§ **EXERCISE INSTRUCTIONS**
1. Translate this sentence from the article on transcatheter mitral repair into Spanish: "Participants are randomized 2:1 to Pascal or MitraClip."
2. According to the article on transcatheter mitral repair, what adjudicated MAE rate did the PASCAL IID registry show at 30 days?

§ **EXERCISE TEXT**

Lim responded by noting the relatively short follow-up in the trial and lack of statistical power for change in MR over time. But "the whole field of transcatheter repair is moving forward. These results are getting better and better, such that they now are essentially like the results of a very good surgeon. Clearly we have to see this in longer term," he added.

However, Anita W. Asgar, MD, of the Montreal Heart Institute, cautioned that about comparing devices based on fairly small numbers.

Who Gets What

"The highlight of this in my mind is we are coming to a moment in which we have options," said TCT press conference panelist Federico M. Asch, MD, of MedStar Health in Washington. "There are going to be patients that may be better candidates for one or the other. I don't think we will have that answer right now."

While "very comforting" in terms of transcatheter edge-to-edge repair safety and effectiveness overall with both options, "for individual operators it will come down to cost, it will come down to ease of use, and operator preference of one device over the other," argued session panelist Bernard Prendergast, MD, of St. Thomas' Hospital and Cleveland Clinic London.

Subgroup analyses turned up no differentiating factors for greater benefit of one device over the other, Lim noted. However, he suggested that design features of the two platforms might lend themselves to different anatomies, for example the smaller size of Pascal could prove helpful for smaller annuli whereas the stronger mechanical closure of MitraClip could benefit cases with thick or calcified leaflets.

The trial aims to enroll a total of up to 300 adults with symptomatic, grade 3+ or 4+ degenerative MR by transthoracic echocardiography or echocardiography on core lab assessment who are at prohibitive surgical risk, and are candidates for either edge-to-edge mitral valve repair device, as determined by the local heart team. Participants are randomized 2:1 to Pascal or MitraClip.

Patients suitable for treatment with Pascal, but not for the MitraClip system, based on anatomical characteristics were considered for enrollment in the PASCAL IID registry.

Extended Criteria

That registry showed "acceptable" adjudicated MAE rates of 11.2% at 30 days, reported Jörg Hausleiter, MD, of Klinikum der Universität München in Germany, at the same TCT session.

And treatment with Pascal reduced MR to grade 2+ or less in 92.4% of the 98 patients enrolled in the registry due to more complex anatomy that ruled out MitraClip use when they already weren't candidates for surgery. New York Heart Association class improved significantly as well.

Document understanding data

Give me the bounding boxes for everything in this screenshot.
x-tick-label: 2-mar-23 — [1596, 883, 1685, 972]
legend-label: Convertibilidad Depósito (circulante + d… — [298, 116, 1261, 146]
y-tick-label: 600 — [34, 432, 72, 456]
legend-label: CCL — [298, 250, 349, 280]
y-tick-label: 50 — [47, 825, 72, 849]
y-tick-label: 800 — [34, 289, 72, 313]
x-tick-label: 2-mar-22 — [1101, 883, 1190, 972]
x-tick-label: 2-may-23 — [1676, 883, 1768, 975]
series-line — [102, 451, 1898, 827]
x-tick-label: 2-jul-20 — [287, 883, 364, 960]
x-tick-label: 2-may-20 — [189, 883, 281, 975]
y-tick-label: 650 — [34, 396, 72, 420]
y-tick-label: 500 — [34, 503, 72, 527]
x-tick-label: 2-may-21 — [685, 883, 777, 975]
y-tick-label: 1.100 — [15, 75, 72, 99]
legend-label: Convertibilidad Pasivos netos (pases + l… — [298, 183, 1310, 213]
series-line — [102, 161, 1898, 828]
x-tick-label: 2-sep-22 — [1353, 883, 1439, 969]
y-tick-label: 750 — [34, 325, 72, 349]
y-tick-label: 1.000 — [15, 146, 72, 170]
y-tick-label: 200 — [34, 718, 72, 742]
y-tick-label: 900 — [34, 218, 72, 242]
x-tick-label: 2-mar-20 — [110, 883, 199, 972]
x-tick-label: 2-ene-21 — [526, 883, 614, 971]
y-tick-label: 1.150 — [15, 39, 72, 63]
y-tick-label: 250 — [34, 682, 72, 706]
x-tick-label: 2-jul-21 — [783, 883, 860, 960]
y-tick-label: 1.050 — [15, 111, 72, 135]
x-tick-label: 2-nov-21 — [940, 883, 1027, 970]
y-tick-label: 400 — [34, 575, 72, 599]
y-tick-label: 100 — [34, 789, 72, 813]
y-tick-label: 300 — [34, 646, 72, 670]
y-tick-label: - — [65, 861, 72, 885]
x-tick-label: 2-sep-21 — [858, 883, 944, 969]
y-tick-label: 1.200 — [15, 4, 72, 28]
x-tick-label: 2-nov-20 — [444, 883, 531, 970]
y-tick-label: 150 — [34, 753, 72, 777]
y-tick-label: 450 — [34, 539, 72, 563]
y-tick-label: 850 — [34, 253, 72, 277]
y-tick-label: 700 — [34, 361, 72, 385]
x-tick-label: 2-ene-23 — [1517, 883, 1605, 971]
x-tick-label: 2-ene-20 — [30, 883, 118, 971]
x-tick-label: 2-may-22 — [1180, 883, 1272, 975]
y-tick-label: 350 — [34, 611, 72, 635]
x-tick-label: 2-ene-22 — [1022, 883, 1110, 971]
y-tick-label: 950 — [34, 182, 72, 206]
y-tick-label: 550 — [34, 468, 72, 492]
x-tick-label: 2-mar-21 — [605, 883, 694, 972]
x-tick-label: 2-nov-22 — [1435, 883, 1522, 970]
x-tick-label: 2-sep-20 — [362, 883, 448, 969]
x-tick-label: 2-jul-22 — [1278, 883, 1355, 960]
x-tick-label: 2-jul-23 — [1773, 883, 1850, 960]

§ **ANSWERS TO THE EXERCISE**
1. Los participantes se asignan aleatoriamente en una proporción 2:1 a Pascal o a MitraClip.

2. 11.2%